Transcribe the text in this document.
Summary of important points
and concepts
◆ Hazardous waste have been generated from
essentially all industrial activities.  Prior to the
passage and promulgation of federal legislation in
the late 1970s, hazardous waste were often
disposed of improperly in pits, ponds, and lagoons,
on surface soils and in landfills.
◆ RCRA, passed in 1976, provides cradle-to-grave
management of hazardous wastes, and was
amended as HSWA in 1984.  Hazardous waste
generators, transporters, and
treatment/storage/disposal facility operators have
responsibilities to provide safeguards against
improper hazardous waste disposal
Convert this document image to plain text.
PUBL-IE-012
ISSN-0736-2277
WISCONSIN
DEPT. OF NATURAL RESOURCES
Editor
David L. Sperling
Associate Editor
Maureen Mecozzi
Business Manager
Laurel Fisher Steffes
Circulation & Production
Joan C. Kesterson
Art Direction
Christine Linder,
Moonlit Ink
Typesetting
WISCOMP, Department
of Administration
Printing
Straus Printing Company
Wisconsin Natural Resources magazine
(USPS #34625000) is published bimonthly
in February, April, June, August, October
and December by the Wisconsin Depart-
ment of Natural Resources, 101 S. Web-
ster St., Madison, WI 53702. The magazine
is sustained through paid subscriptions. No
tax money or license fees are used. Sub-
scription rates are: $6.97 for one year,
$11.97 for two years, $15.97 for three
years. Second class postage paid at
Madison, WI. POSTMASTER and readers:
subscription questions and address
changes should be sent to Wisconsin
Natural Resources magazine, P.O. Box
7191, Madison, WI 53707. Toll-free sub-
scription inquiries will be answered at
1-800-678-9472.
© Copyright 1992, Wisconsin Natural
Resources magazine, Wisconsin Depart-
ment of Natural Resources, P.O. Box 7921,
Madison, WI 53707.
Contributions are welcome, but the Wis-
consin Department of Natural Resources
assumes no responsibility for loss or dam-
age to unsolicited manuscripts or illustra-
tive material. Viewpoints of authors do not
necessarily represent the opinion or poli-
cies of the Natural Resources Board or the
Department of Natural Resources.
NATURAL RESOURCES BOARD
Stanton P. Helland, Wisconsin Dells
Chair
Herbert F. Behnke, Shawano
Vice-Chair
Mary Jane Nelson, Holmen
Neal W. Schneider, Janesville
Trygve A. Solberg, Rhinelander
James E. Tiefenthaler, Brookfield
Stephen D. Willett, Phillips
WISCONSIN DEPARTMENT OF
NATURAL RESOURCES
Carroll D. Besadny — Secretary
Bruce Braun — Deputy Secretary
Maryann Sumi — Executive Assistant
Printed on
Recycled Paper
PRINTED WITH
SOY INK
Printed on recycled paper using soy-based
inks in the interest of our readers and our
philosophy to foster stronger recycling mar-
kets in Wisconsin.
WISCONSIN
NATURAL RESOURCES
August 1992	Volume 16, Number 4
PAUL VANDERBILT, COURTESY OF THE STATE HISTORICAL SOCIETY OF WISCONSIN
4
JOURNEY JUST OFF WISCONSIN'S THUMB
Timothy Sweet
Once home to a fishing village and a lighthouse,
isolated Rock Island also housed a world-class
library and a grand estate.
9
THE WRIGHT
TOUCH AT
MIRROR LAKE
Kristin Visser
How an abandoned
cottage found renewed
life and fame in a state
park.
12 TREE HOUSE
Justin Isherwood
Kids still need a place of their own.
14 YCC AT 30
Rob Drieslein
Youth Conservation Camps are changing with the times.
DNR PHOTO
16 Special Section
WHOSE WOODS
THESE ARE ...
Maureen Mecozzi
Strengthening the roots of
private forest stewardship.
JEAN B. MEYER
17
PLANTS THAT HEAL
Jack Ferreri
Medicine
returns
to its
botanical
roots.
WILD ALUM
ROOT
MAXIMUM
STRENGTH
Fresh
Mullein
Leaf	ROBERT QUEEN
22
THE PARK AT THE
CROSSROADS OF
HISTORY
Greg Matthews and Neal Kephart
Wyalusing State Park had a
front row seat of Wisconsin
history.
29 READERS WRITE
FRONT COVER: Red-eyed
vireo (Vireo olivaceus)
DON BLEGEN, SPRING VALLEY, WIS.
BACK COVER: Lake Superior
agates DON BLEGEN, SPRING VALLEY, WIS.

+---+

**TASK OBJECTIVE:**
Filter the records above for lines containing the word "Secretary", and copy those lines.

**RESULT FOR THIS EXERCISE:**
Carroll D. Besadny — Secretary
Bruce Braun — Deputy Secretary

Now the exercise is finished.